What the task requires -
Find each line below that contains the string "Small", and copy those lines in full.

** START OF Items **

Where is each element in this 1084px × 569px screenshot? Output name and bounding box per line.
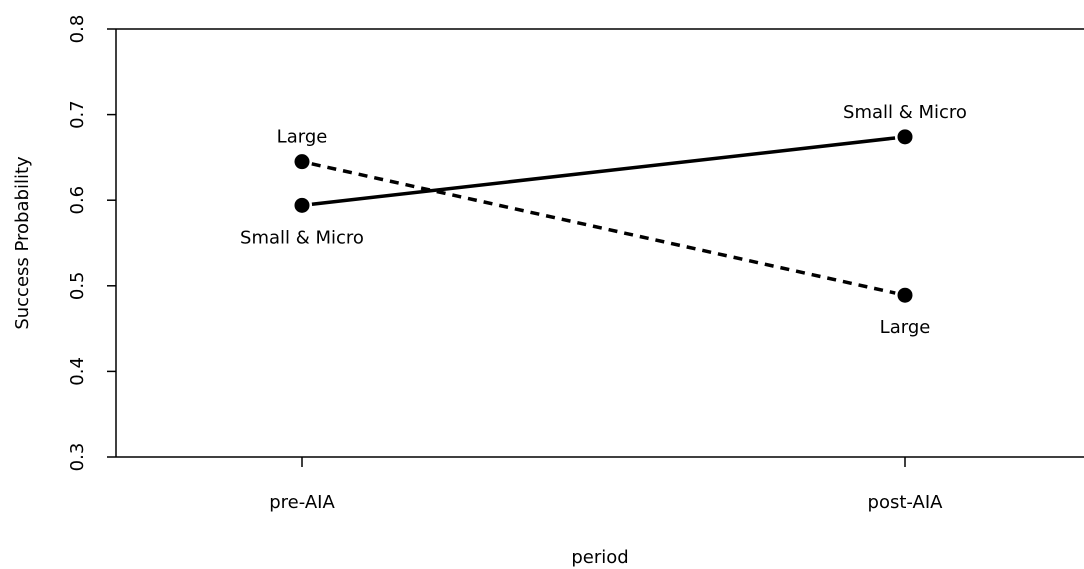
x-tick-label: pre-AIA [269,492,335,513]
y-tick-label: 0.4 [67,357,88,386]
y-tick-label: 0.5 [67,271,88,300]
y-tick-label: 0.7 [67,100,88,129]
series-point-label: Small & Micro [843,102,967,123]
data-point [897,129,913,145]
series-point-label: Large [277,127,328,148]
y-tick-label: 0.3 [67,443,88,472]
x-tick-label: post-AIA [868,492,944,513]
series-lines [311,136,896,295]
y-axis-title: Success Probability [12,156,33,330]
x-axis-ticks: pre-AIA post-AIA [269,457,943,513]
y-tick-label: 0.6 [67,186,88,215]
x-axis-title: period [571,547,628,568]
series-points [294,129,913,303]
series-point-label: Small & Micro [240,227,364,248]
y-axis-ticks: 0.3 0.4 0.5 0.6 0.7 0.8 [67,15,116,472]
data-point [294,154,310,170]
data-point [294,197,310,213]
series-line [311,136,896,206]
y-tick-label: 0.8 [67,15,88,44]
data-point [897,287,913,303]
series-line [311,162,896,295]
series-point-label: Large [880,317,931,338]
series-labels: Small & Micro Small & Micro Large Large [240,102,967,338]
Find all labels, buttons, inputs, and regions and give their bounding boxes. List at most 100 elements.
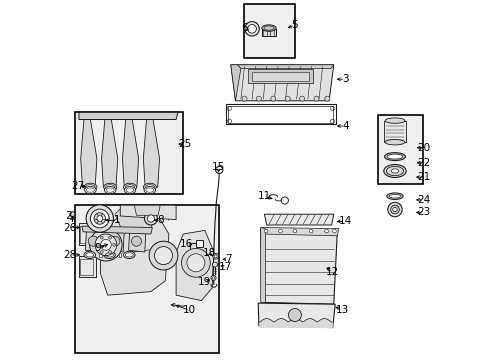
Bar xyxy=(225,104,335,124)
Circle shape xyxy=(100,236,103,239)
Circle shape xyxy=(392,207,396,212)
Polygon shape xyxy=(260,229,337,304)
Ellipse shape xyxy=(84,251,95,258)
Circle shape xyxy=(108,251,111,253)
Circle shape xyxy=(244,22,259,36)
Text: 4: 4 xyxy=(341,121,348,131)
Text: 10: 10 xyxy=(183,305,196,315)
Circle shape xyxy=(110,236,120,246)
Polygon shape xyxy=(122,115,139,187)
Ellipse shape xyxy=(103,251,115,258)
Circle shape xyxy=(278,229,282,233)
Bar xyxy=(122,205,133,214)
Text: 19: 19 xyxy=(198,276,211,287)
Text: 20: 20 xyxy=(416,143,429,153)
Circle shape xyxy=(131,236,141,246)
Text: 21: 21 xyxy=(416,172,429,182)
Circle shape xyxy=(89,229,122,261)
Ellipse shape xyxy=(84,186,96,194)
Circle shape xyxy=(309,229,312,233)
Ellipse shape xyxy=(144,186,155,194)
Bar xyxy=(228,106,332,123)
Circle shape xyxy=(144,212,157,225)
Circle shape xyxy=(97,216,102,221)
Circle shape xyxy=(324,96,329,101)
Circle shape xyxy=(212,262,217,267)
Circle shape xyxy=(149,241,178,270)
Circle shape xyxy=(313,96,318,101)
Circle shape xyxy=(96,243,99,246)
Ellipse shape xyxy=(103,183,117,191)
Polygon shape xyxy=(79,223,96,245)
Bar xyxy=(136,205,147,214)
Polygon shape xyxy=(237,65,333,68)
Polygon shape xyxy=(79,256,96,277)
Polygon shape xyxy=(128,230,145,252)
Circle shape xyxy=(186,254,204,272)
Text: 22: 22 xyxy=(416,158,429,168)
Bar xyxy=(79,256,96,277)
Circle shape xyxy=(264,229,267,233)
Polygon shape xyxy=(230,65,333,101)
Circle shape xyxy=(292,229,296,233)
Circle shape xyxy=(212,253,218,259)
Circle shape xyxy=(256,96,261,101)
Text: 17: 17 xyxy=(219,262,232,272)
Text: 23: 23 xyxy=(416,207,429,217)
Text: 3: 3 xyxy=(341,74,348,84)
Polygon shape xyxy=(101,212,168,295)
Ellipse shape xyxy=(125,185,134,190)
Bar xyxy=(79,223,96,245)
Circle shape xyxy=(390,205,399,214)
Ellipse shape xyxy=(123,183,136,191)
Polygon shape xyxy=(260,228,265,302)
Bar xyxy=(150,205,161,214)
Text: 8: 8 xyxy=(157,215,164,225)
Bar xyxy=(261,29,276,36)
Bar xyxy=(195,240,203,247)
Ellipse shape xyxy=(384,140,404,145)
Text: 6: 6 xyxy=(241,23,247,33)
Text: 28: 28 xyxy=(63,250,76,260)
Ellipse shape xyxy=(386,166,403,176)
Polygon shape xyxy=(81,115,97,187)
Bar xyxy=(80,259,93,275)
Polygon shape xyxy=(143,115,159,187)
Ellipse shape xyxy=(143,183,156,191)
Bar xyxy=(75,205,219,353)
Circle shape xyxy=(86,205,113,232)
Text: 9: 9 xyxy=(95,243,101,253)
Ellipse shape xyxy=(388,194,400,198)
Polygon shape xyxy=(115,207,156,230)
Ellipse shape xyxy=(261,25,276,31)
Polygon shape xyxy=(85,230,102,252)
Text: 2: 2 xyxy=(65,211,72,221)
Circle shape xyxy=(387,202,401,217)
Ellipse shape xyxy=(390,169,398,173)
Bar xyxy=(247,69,312,83)
Circle shape xyxy=(247,24,256,33)
Circle shape xyxy=(324,229,328,233)
Circle shape xyxy=(212,277,214,279)
Circle shape xyxy=(108,236,111,239)
Text: 13: 13 xyxy=(335,305,348,315)
Circle shape xyxy=(94,213,105,224)
Bar xyxy=(384,121,405,142)
Bar xyxy=(99,253,102,257)
Circle shape xyxy=(299,96,304,101)
Polygon shape xyxy=(258,303,335,328)
Text: 5: 5 xyxy=(291,20,298,30)
Text: 27: 27 xyxy=(71,181,84,192)
Ellipse shape xyxy=(145,185,154,190)
Circle shape xyxy=(288,309,301,321)
Bar xyxy=(75,112,183,194)
Circle shape xyxy=(101,239,111,250)
Ellipse shape xyxy=(384,118,404,123)
Polygon shape xyxy=(134,205,160,215)
Circle shape xyxy=(211,275,216,280)
Circle shape xyxy=(70,212,75,217)
Polygon shape xyxy=(107,230,124,252)
Circle shape xyxy=(181,248,210,277)
Circle shape xyxy=(332,229,336,233)
Ellipse shape xyxy=(386,154,402,159)
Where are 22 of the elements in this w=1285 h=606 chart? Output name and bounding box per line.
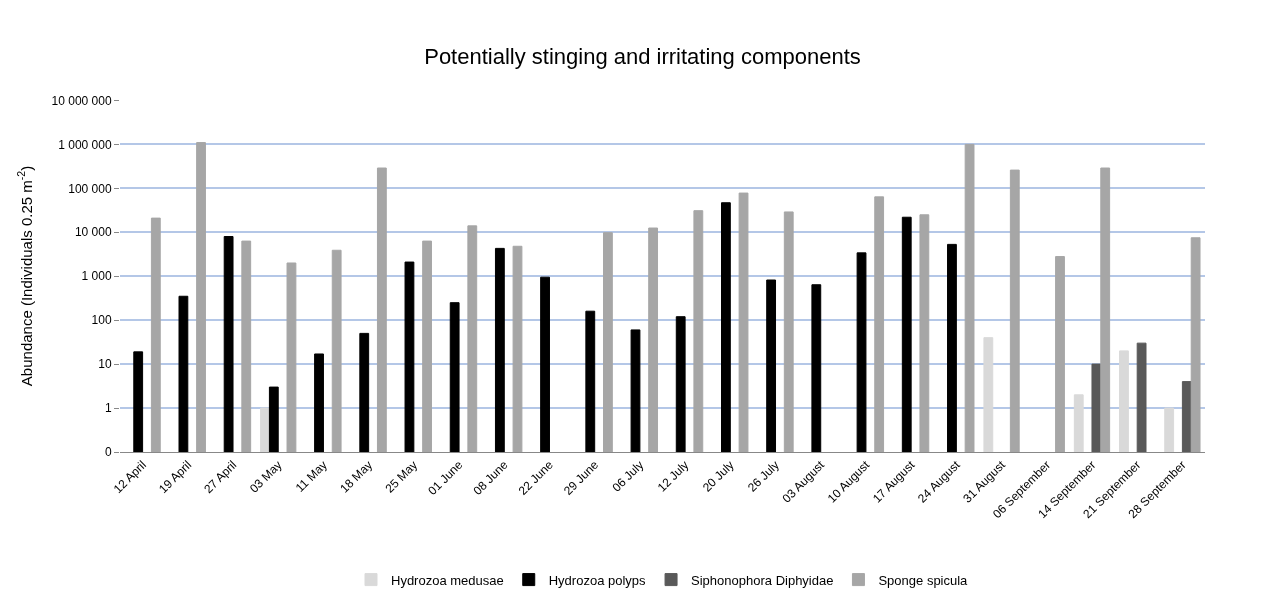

** END OF Items **

Completed task -
series-point-label: Small & Micro [843,102,967,123]
series-point-label: Small & Micro [240,227,364,248]
series-labels: Small & Micro Small & Micro Large Large [240,102,967,338]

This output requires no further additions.